(Collected data entries)
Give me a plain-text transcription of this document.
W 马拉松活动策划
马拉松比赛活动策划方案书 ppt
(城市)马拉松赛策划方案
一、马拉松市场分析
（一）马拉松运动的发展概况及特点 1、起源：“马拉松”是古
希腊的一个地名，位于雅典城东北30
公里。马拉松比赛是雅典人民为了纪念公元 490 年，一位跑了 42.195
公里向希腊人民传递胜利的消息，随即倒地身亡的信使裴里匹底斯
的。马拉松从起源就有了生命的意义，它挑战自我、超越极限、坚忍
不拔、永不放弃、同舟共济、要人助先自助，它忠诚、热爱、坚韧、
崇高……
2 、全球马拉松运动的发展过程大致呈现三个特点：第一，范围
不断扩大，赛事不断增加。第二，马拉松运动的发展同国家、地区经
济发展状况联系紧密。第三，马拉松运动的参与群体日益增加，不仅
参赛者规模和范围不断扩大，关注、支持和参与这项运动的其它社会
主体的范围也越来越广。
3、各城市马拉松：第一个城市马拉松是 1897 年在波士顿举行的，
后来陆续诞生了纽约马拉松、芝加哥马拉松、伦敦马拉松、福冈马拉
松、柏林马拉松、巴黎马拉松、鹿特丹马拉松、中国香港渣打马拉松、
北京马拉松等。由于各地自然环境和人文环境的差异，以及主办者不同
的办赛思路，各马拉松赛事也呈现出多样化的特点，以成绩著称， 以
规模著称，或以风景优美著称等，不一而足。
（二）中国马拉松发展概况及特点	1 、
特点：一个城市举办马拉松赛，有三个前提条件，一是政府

→ **WORK REQUIRED**
Reproduce each entry from the records above, character for character.

→ **RESPONSE TO THE EXERCISE**
Give me a plain-text transcription of this document.
W 马拉松活动策划
马拉松比赛活动策划方案书 ppt
(城市)马拉松赛策划方案
一、马拉松市场分析
（一）马拉松运动的发展概况及特点 1、起源：“马拉松”是古
希腊的一个地名，位于雅典城东北30
公里。马拉松比赛是雅典人民为了纪念公元 490 年，一位跑了 42.195
公里向希腊人民传递胜利的消息，随即倒地身亡的信使裴里匹底斯
的。马拉松从起源就有了生命的意义，它挑战自我、超越极限、坚忍
不拔、永不放弃、同舟共济、要人助先自助，它忠诚、热爱、坚韧、
崇高……
2 、全球马拉松运动的发展过程大致呈现三个特点：第一，范围
不断扩大，赛事不断增加。第二，马拉松运动的发展同国家、地区经
济发展状况联系紧密。第三，马拉松运动的参与群体日益增加，不仅
参赛者规模和范围不断扩大，关注、支持和参与这项运动的其它社会
主体的范围也越来越广。
3、各城市马拉松：第一个城市马拉松是 1897 年在波士顿举行的，
后来陆续诞生了纽约马拉松、芝加哥马拉松、伦敦马拉松、福冈马拉
松、柏林马拉松、巴黎马拉松、鹿特丹马拉松、中国香港渣打马拉松、
北京马拉松等。由于各地自然环境和人文环境的差异，以及主办者不同
的办赛思路，各马拉松赛事也呈现出多样化的特点，以成绩著称， 以
规模著称，或以风景优美著称等，不一而足。
（二）中国马拉松发展概况及特点	1 、
特点：一个城市举办马拉松赛，有三个前提条件，一是政府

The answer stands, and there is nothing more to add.